# What is expected:
In the records below, take the part that opens with the line containing "1099, 236, 1181]" and closes with the line containing "1018, 445, 1098]", and change each occurrence of "list-divider" to "list-separator" while leaving everything else unchanged. Return only those lines.

━━━━━━━━

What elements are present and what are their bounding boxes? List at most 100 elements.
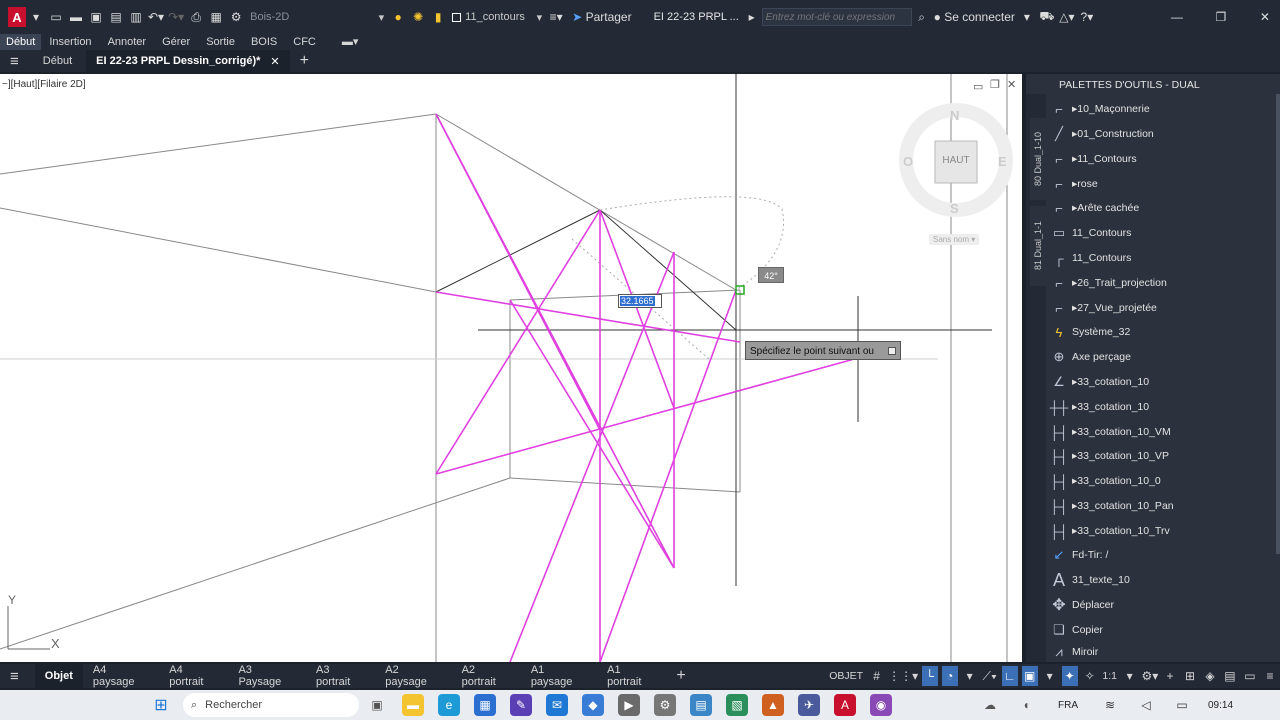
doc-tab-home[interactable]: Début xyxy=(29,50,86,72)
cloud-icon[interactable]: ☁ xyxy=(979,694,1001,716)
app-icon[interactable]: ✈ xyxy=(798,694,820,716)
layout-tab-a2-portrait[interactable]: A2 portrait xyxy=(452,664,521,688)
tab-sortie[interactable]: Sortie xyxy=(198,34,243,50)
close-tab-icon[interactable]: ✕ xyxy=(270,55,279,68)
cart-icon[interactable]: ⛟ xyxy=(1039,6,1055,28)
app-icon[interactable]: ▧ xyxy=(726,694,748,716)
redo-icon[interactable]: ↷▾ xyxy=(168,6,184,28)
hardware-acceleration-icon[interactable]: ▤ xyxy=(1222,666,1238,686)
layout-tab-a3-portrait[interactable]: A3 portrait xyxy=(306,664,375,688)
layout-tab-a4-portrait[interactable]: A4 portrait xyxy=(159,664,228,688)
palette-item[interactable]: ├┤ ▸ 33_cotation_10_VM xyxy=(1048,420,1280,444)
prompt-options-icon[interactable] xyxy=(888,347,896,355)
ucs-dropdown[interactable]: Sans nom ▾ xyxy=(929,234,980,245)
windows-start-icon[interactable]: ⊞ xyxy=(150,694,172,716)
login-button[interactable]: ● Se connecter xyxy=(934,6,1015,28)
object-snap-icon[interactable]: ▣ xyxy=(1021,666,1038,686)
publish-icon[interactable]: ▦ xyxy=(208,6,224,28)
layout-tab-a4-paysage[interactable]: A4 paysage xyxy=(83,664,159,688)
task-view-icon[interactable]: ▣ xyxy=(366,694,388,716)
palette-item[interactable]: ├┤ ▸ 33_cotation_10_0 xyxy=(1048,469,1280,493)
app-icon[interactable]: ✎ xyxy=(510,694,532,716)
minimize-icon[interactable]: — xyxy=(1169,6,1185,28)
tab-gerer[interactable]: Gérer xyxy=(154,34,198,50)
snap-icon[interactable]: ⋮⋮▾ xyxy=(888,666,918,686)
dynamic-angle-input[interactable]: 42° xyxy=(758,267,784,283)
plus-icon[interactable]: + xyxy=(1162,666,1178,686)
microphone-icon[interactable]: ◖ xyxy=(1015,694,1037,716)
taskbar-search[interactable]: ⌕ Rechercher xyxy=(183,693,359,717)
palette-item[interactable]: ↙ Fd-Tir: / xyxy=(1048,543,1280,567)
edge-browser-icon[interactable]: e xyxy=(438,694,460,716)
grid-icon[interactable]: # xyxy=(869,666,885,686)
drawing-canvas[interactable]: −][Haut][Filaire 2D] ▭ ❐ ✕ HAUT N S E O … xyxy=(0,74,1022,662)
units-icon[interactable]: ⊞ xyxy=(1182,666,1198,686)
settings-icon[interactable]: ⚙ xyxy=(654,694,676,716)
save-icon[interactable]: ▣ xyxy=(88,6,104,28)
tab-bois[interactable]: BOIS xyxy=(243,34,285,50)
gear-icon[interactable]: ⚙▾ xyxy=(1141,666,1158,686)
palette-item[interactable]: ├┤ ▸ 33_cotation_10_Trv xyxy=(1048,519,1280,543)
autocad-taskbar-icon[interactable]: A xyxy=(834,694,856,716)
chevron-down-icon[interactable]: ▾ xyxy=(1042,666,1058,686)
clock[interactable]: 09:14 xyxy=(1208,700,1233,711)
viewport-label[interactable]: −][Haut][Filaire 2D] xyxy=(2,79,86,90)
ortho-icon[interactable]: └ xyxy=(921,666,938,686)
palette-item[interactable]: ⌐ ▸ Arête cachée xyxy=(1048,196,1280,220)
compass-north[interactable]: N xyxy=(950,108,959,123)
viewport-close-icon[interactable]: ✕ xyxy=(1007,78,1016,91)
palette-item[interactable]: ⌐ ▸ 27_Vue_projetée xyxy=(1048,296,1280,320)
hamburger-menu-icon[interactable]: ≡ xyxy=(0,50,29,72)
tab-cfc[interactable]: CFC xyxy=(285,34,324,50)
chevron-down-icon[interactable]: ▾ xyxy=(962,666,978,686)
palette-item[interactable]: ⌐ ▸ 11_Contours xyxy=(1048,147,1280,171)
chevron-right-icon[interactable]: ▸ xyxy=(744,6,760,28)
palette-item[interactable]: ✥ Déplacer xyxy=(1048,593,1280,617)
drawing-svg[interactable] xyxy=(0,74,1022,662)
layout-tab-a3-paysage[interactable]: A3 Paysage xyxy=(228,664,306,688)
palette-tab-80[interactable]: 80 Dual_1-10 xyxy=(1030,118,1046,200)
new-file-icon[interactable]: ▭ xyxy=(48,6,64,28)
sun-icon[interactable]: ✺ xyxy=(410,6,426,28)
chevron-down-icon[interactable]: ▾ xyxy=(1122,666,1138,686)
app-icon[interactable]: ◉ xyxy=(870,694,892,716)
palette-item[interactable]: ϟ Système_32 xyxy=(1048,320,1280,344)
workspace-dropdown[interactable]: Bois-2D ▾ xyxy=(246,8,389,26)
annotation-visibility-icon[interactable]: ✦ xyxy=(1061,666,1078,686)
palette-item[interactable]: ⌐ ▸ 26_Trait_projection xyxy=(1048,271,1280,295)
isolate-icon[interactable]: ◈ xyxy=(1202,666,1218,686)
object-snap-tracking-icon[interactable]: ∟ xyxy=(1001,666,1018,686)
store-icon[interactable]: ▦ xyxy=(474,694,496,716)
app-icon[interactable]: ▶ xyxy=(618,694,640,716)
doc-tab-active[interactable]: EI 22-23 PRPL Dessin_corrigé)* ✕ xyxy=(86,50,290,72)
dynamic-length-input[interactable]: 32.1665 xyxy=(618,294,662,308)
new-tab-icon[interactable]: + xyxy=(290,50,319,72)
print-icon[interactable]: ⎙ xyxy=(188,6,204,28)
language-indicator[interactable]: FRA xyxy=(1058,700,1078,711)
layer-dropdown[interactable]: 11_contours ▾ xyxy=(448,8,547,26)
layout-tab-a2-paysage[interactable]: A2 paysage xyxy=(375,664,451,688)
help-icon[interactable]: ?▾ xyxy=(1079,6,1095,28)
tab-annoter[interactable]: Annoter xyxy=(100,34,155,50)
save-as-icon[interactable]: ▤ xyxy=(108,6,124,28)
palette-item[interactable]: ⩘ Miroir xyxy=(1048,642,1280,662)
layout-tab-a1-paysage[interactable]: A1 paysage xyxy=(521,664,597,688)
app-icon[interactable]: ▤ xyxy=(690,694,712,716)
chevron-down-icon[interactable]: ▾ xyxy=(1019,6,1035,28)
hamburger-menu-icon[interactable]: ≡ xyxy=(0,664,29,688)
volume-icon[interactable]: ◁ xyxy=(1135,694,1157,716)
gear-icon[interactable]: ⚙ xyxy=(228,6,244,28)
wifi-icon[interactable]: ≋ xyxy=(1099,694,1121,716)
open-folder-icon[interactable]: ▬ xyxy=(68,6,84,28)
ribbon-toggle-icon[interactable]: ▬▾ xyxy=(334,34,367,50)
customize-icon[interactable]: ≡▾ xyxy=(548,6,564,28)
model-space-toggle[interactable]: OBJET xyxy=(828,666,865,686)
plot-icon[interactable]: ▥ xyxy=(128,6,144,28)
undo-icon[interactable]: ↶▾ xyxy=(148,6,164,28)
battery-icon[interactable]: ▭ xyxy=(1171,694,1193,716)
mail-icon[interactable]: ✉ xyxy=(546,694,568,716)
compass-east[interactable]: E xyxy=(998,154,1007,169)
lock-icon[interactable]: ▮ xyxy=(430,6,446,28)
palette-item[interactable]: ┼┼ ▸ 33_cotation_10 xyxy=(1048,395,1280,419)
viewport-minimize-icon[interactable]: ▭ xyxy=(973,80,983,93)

━━━━━━━━

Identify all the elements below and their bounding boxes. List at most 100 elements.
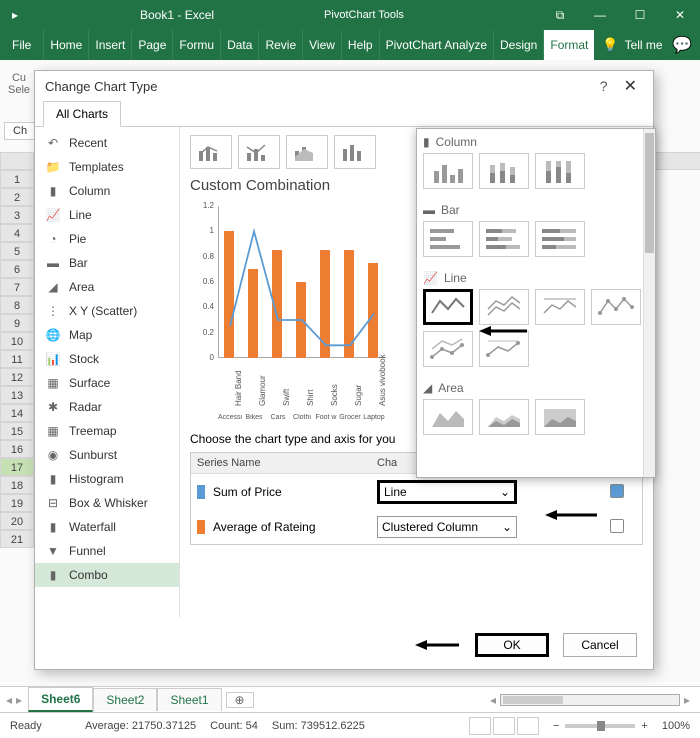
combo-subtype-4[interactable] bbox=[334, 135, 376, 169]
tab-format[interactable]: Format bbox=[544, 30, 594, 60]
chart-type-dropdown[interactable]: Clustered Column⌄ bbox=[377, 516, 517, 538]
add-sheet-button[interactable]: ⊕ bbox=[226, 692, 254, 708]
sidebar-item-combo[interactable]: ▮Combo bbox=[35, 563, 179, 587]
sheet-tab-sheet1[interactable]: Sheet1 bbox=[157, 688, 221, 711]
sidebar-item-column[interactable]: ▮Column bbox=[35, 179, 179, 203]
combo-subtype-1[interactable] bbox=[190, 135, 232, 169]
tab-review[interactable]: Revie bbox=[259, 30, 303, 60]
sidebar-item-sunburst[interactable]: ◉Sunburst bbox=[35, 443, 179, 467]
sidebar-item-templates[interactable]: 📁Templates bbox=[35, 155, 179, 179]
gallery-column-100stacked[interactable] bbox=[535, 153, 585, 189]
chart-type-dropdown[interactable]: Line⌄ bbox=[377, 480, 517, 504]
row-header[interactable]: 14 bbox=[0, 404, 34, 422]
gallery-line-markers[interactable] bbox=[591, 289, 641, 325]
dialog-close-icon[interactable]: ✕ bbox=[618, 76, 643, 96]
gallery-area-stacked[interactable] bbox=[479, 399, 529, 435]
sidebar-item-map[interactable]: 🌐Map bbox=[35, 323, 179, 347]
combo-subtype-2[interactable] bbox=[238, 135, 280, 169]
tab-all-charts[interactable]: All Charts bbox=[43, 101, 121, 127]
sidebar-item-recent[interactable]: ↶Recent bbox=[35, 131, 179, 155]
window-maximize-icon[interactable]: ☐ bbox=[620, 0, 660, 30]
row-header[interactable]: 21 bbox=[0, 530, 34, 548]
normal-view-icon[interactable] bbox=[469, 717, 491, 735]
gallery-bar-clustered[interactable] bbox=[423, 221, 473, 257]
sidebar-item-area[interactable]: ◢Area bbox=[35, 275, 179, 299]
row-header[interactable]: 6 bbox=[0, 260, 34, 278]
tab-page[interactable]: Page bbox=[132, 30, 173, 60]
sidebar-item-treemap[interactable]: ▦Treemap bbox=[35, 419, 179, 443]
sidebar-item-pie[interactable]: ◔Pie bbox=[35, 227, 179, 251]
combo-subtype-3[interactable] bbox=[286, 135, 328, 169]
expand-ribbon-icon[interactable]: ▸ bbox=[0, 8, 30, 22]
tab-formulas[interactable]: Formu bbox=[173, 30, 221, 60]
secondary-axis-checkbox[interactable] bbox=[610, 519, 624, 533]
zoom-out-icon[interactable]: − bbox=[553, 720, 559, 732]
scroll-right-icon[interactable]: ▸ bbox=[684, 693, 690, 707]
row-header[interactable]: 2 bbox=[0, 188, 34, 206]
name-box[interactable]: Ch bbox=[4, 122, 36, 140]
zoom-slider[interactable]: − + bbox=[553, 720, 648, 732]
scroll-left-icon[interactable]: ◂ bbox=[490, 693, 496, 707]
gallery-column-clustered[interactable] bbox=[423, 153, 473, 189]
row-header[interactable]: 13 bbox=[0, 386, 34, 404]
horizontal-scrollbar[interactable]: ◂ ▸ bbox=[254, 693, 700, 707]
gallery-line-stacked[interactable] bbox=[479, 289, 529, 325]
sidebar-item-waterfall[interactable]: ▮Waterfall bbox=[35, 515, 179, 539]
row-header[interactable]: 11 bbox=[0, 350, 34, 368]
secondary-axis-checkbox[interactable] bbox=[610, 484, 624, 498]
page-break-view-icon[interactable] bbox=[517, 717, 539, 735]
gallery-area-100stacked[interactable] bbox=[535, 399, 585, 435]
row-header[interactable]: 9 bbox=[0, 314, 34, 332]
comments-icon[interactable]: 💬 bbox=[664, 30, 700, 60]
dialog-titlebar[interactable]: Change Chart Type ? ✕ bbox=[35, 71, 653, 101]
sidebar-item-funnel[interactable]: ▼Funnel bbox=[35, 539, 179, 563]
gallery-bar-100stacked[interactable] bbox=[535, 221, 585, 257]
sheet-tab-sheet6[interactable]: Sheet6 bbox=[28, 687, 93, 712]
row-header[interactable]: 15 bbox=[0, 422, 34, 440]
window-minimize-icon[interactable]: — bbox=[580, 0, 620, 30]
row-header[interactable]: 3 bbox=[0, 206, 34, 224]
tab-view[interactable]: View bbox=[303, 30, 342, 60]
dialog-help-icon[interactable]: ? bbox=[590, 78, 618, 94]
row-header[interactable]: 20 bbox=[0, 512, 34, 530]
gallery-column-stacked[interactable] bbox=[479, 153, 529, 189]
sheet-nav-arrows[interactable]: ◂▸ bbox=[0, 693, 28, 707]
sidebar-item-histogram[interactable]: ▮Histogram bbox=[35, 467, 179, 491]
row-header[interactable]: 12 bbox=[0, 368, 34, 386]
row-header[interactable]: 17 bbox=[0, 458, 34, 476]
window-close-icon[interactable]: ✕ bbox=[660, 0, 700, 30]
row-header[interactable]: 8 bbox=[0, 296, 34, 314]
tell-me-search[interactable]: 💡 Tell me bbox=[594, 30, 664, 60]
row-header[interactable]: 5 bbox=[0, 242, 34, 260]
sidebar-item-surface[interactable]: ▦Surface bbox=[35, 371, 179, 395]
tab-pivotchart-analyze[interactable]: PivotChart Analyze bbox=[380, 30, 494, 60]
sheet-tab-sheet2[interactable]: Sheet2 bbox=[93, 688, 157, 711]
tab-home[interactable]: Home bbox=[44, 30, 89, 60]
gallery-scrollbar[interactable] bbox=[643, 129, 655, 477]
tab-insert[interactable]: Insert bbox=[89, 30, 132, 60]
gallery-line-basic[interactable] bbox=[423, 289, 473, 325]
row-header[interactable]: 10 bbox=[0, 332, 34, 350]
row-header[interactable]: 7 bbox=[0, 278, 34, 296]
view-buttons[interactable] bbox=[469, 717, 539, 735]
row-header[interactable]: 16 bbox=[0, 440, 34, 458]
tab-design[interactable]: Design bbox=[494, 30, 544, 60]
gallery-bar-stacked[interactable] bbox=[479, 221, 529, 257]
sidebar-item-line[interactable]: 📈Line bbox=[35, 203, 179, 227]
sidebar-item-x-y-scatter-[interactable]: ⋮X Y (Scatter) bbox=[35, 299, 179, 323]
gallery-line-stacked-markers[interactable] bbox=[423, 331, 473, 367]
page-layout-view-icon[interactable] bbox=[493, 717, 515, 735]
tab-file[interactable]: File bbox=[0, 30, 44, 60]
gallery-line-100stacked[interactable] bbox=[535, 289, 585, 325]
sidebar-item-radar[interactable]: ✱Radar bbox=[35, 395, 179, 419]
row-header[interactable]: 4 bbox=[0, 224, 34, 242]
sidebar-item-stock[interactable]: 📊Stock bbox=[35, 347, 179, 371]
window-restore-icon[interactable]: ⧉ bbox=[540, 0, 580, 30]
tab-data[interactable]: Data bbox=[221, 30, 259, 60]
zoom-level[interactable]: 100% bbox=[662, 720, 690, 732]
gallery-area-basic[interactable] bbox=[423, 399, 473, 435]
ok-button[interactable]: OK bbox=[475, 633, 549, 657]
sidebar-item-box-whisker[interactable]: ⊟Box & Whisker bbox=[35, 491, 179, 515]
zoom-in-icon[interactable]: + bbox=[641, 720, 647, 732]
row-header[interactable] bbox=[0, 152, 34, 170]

━━━━━━━━

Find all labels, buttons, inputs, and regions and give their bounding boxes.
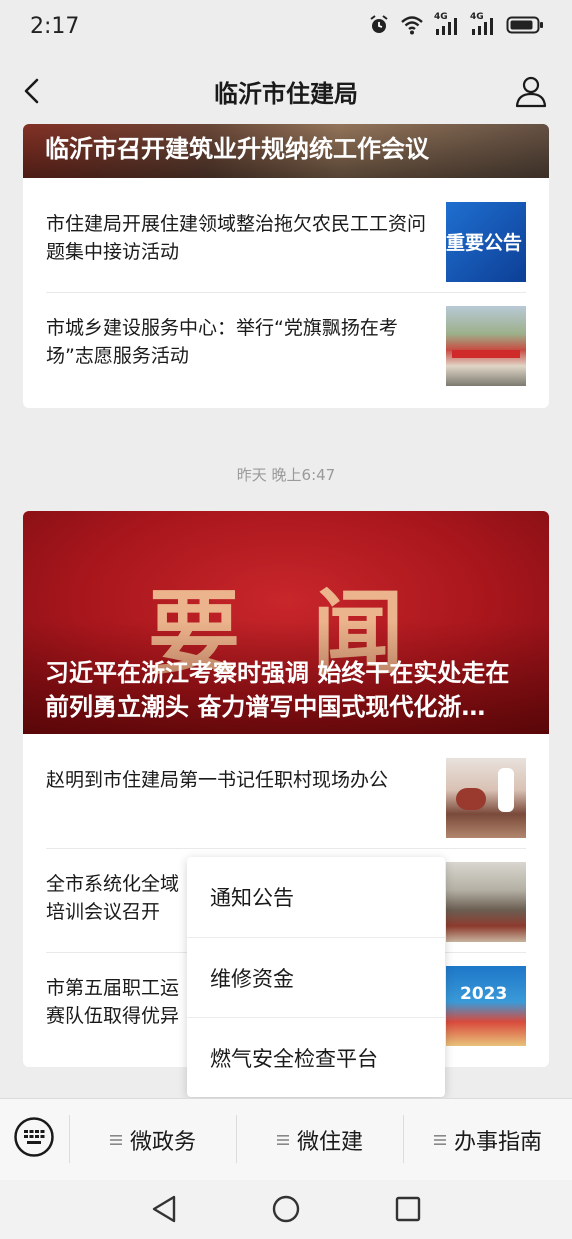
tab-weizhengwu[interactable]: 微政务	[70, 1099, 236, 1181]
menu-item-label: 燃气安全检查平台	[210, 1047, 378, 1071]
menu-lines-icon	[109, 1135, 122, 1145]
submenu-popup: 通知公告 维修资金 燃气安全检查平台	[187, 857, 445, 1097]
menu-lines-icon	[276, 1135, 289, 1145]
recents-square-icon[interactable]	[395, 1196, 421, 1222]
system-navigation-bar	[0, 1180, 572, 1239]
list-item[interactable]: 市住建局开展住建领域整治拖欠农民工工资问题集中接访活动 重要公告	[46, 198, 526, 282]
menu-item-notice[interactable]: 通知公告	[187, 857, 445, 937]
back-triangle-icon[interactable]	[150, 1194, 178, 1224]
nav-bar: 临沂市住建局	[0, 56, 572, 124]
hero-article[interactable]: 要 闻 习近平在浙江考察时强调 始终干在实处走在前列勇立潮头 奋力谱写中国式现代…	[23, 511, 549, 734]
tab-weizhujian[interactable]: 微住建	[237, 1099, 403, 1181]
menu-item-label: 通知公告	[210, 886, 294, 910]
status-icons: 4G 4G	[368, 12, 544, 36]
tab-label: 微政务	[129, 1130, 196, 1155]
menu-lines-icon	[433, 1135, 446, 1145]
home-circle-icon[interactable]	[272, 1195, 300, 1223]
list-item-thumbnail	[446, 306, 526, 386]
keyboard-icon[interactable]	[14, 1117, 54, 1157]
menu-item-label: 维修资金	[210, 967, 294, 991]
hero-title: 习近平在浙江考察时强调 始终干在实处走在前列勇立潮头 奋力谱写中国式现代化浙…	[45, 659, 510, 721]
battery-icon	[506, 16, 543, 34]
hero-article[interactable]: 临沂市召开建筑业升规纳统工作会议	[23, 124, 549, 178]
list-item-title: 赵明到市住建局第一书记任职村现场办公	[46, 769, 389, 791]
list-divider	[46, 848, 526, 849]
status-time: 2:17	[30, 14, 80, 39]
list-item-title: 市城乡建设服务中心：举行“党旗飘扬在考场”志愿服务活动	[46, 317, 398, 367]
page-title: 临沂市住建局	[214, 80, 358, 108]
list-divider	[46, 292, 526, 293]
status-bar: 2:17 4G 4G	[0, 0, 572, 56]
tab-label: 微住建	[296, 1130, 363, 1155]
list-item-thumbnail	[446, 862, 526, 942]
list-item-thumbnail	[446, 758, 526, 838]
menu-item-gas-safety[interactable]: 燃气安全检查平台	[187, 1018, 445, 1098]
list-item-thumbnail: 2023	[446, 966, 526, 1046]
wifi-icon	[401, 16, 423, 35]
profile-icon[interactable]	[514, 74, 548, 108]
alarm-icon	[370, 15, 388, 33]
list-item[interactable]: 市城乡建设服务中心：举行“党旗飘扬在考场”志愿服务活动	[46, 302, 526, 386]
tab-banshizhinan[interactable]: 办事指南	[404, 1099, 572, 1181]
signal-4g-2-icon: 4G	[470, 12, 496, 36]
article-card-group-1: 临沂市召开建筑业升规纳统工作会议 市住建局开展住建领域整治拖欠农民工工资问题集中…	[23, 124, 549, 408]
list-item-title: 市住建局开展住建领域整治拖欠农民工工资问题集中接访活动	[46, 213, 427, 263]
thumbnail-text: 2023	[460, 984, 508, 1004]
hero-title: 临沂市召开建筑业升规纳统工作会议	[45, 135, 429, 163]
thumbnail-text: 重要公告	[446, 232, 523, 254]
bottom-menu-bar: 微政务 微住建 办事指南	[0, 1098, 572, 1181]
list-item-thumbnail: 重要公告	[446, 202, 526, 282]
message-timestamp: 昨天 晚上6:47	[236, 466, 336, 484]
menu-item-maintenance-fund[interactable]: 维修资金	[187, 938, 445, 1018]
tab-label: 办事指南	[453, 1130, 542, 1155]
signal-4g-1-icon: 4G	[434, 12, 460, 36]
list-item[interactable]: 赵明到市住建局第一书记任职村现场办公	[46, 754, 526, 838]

━━━━━━━━

# Written reply:
tab-weizhengwu[interactable]: 微政务	[70, 1099, 236, 1181]
menu-item-label: 燃气安全检查平台	[210, 1047, 378, 1071]
menu-lines-icon	[109, 1135, 122, 1145]
submenu-popup: 通知公告 维修资金 燃气安全检查平台	[187, 857, 445, 1097]
menu-lines-icon	[276, 1135, 289, 1145]
recents-square-icon[interactable]	[395, 1196, 421, 1222]
system-navigation-bar	[0, 1180, 572, 1239]
list-item[interactable]: 市住建局开展住建领域整治拖欠农民工工资问题集中接访活动 重要公告	[46, 198, 526, 282]
menu-item-notice[interactable]: 通知公告	[187, 857, 445, 937]
back-triangle-icon[interactable]	[150, 1194, 178, 1224]
nav-bar: 临沂市住建局	[0, 56, 572, 124]
hero-article[interactable]: 要 闻 习近平在浙江考察时强调 始终干在实处走在前列勇立潮头 奋力谱写中国式现代…	[23, 511, 549, 734]
tab-weizhujian[interactable]: 微住建	[237, 1099, 403, 1181]
menu-item-label: 通知公告	[210, 886, 294, 910]
status-icons: 4G 4G	[368, 12, 544, 36]
tab-label: 微政务	[129, 1130, 196, 1155]
menu-lines-icon	[433, 1135, 446, 1145]
home-circle-icon[interactable]	[272, 1195, 300, 1223]
list-item-thumbnail	[446, 306, 526, 386]
keyboard-icon[interactable]	[14, 1117, 54, 1157]
menu-item-label: 维修资金	[210, 967, 294, 991]
hero-title: 习近平在浙江考察时强调 始终干在实处走在前列勇立潮头 奋力谱写中国式现代化浙…	[45, 659, 510, 721]
battery-icon	[506, 16, 543, 34]
hero-article[interactable]: 临沂市召开建筑业升规纳统工作会议	[23, 124, 549, 178]
list-item-title: 赵明到市住建局第一书记任职村现场办公	[46, 769, 389, 791]
list-separator	[46, 848, 526, 849]
status-time: 2:17	[30, 14, 80, 39]
list-item-title: 市城乡建设服务中心：举行“党旗飘扬在考场”志愿服务活动	[46, 317, 398, 367]
page-title: 临沂市住建局	[214, 80, 358, 108]
list-separator	[46, 292, 526, 293]
status-bar: 2:17 4G 4G	[0, 0, 572, 56]
tab-label: 微住建	[296, 1130, 363, 1155]
list-item-thumbnail	[446, 862, 526, 942]
list-item-thumbnail	[446, 758, 526, 838]
menu-item-gas-safety[interactable]: 燃气安全检查平台	[187, 1018, 445, 1098]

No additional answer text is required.